INSTRUCTIONS TO FOLLOW: In your copy, repeat the records exactly and leave out the pictures.
━━━━━━━━━━━━━━━━
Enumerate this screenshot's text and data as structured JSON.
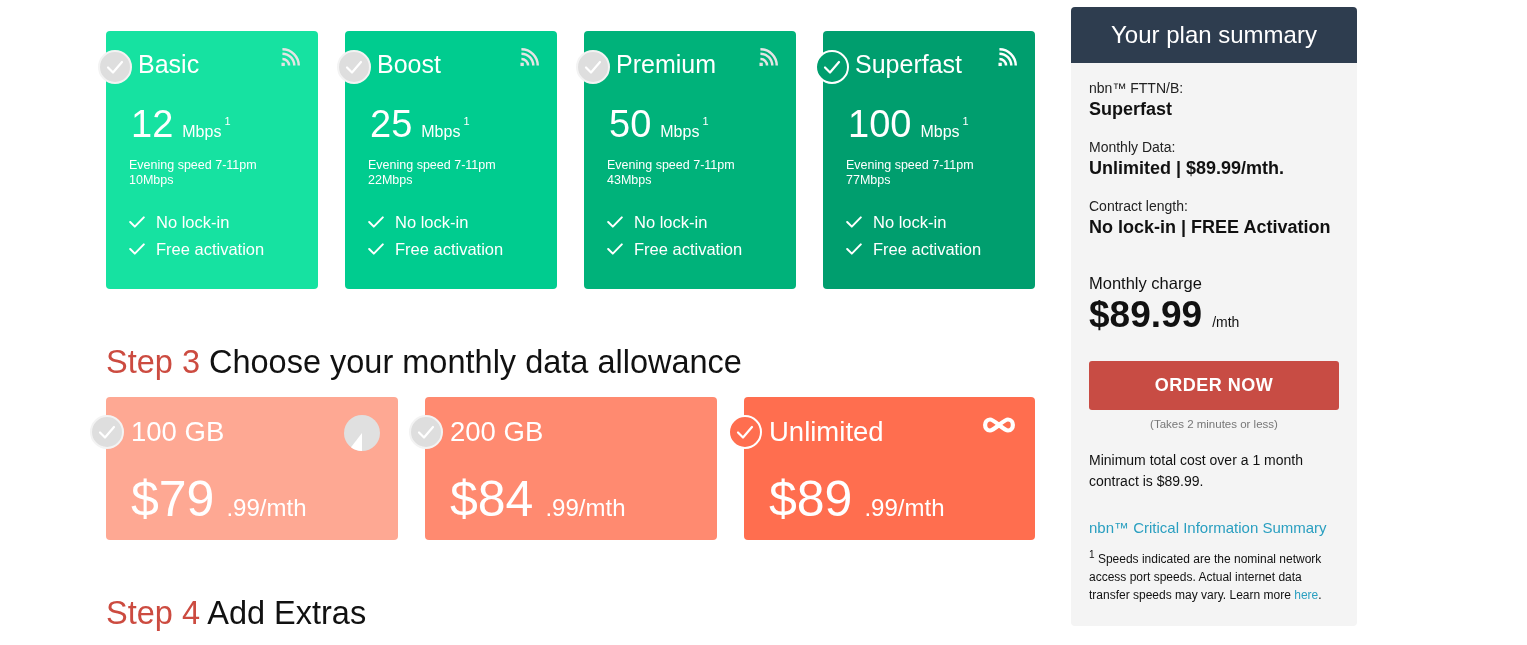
{
  "speeds": [
    {
      "name": "Basic",
      "speed": "12",
      "unit": "Mbps",
      "note": "1",
      "evening_label": "Evening speed 7-11pm",
      "evening_speed": "10Mbps",
      "features": [
        "No lock-in",
        "Free activation"
      ],
      "color": "#16e2a1",
      "selected": false
    },
    {
      "name": "Boost",
      "speed": "25",
      "unit": "Mbps",
      "note": "1",
      "evening_label": "Evening speed 7-11pm",
      "evening_speed": "22Mbps",
      "features": [
        "No lock-in",
        "Free activation"
      ],
      "color": "#00cc8f",
      "selected": false
    },
    {
      "name": "Premium",
      "speed": "50",
      "unit": "Mbps",
      "note": "1",
      "evening_label": "Evening speed 7-11pm",
      "evening_speed": "43Mbps",
      "features": [
        "No lock-in",
        "Free activation"
      ],
      "color": "#00b27a",
      "selected": false
    },
    {
      "name": "Superfast",
      "speed": "100",
      "unit": "Mbps",
      "note": "1",
      "evening_label": "Evening speed 7-11pm",
      "evening_speed": "77Mbps",
      "features": [
        "No lock-in",
        "Free activation"
      ],
      "color": "#009e6e",
      "selected": true
    }
  ],
  "step3": {
    "step": "Step 3",
    "title": "Choose your monthly data allowance"
  },
  "data_plans": [
    {
      "name": "100 GB",
      "price": "$79",
      "cents": ".99/mth",
      "kind": "pie",
      "color": "#fea893",
      "selected": false
    },
    {
      "name": "200 GB",
      "price": "$84",
      "cents": ".99/mth",
      "kind": "plain",
      "color": "#ff8a70",
      "selected": false
    },
    {
      "name": "Unlimited",
      "price": "$89",
      "cents": ".99/mth",
      "kind": "infinity",
      "color": "#ff6e4f",
      "selected": true
    }
  ],
  "step4": {
    "step": "Step 4",
    "title": "Add Extras"
  },
  "summary": {
    "title": "Your plan summary",
    "items": [
      {
        "label": "nbn™ FTTN/B:",
        "value": "Superfast"
      },
      {
        "label": "Monthly Data:",
        "value": "Unlimited | $89.99/mth."
      },
      {
        "label": "Contract length:",
        "value": "No lock-in | FREE Activation"
      }
    ],
    "charge_label": "Monthly charge",
    "charge": "$89.99",
    "charge_unit": "/mth",
    "button": "ORDER NOW",
    "button_note": "(Takes 2 minutes or less)",
    "minimum": "Minimum total cost over a 1 month contract is $89.99.",
    "cis_link": "nbn™ Critical Information Summary",
    "footnote": {
      "text": "$^{1}$ Speeds indicated are the nominal network access port speeds. Actual internet data transfer speeds may vary. Learn more ",
      "link": "here",
      "after": "."
    }
  }
}
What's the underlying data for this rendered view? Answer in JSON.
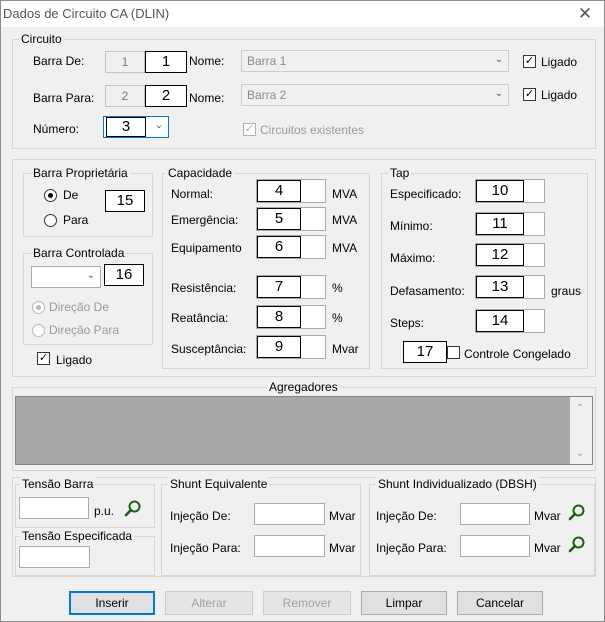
━━━━━━━━━━━━━━━━
SOLUTION TO THIS PROBLEM:
Enumerate this screenshot's text and data as structured JSON.
{
  "speeds": [
    {
      "name": "Basic",
      "speed": "12",
      "unit": "Mbps",
      "note": "1",
      "evening_label": "Evening speed 7-11pm",
      "evening_speed": "10Mbps",
      "features": [
        "No lock-in",
        "Free activation"
      ],
      "color": "#16e2a1",
      "selected": false
    },
    {
      "name": "Boost",
      "speed": "25",
      "unit": "Mbps",
      "note": "1",
      "evening_label": "Evening speed 7-11pm",
      "evening_speed": "22Mbps",
      "features": [
        "No lock-in",
        "Free activation"
      ],
      "color": "#00cc8f",
      "selected": false
    },
    {
      "name": "Premium",
      "speed": "50",
      "unit": "Mbps",
      "note": "1",
      "evening_label": "Evening speed 7-11pm",
      "evening_speed": "43Mbps",
      "features": [
        "No lock-in",
        "Free activation"
      ],
      "color": "#00b27a",
      "selected": false
    },
    {
      "name": "Superfast",
      "speed": "100",
      "unit": "Mbps",
      "note": "1",
      "evening_label": "Evening speed 7-11pm",
      "evening_speed": "77Mbps",
      "features": [
        "No lock-in",
        "Free activation"
      ],
      "color": "#009e6e",
      "selected": true
    }
  ],
  "step3": {
    "step": "Step 3",
    "title": "Choose your monthly data allowance"
  },
  "data_plans": [
    {
      "name": "100 GB",
      "price": "$79",
      "cents": ".99/mth",
      "kind": "pie",
      "color": "#fea893",
      "selected": false
    },
    {
      "name": "200 GB",
      "price": "$84",
      "cents": ".99/mth",
      "kind": "plain",
      "color": "#ff8a70",
      "selected": false
    },
    {
      "name": "Unlimited",
      "price": "$89",
      "cents": ".99/mth",
      "kind": "infinity",
      "color": "#ff6e4f",
      "selected": true
    }
  ],
  "step4": {
    "step": "Step 4",
    "title": "Add Extras"
  },
  "summary": {
    "title": "Your plan summary",
    "items": [
      {
        "label": "nbn™ FTTN/B:",
        "value": "Superfast"
      },
      {
        "label": "Monthly Data:",
        "value": "Unlimited | $89.99/mth."
      },
      {
        "label": "Contract length:",
        "value": "No lock-in | FREE Activation"
      }
    ],
    "charge_label": "Monthly charge",
    "charge": "$89.99",
    "charge_unit": "/mth",
    "button": "ORDER NOW",
    "button_note": "(Takes 2 minutes or less)",
    "minimum": "Minimum total cost over a 1 month contract is $89.99.",
    "cis_link": "nbn™ Critical Information Summary",
    "footnote": {
      "text": "$^{1}$ Speeds indicated are the nominal network access port speeds. Actual internet data transfer speeds may vary. Learn more ",
      "link": "here",
      "after": "."
    }
  }
}
What's the underlying data for this rendered view? Answer in JSON.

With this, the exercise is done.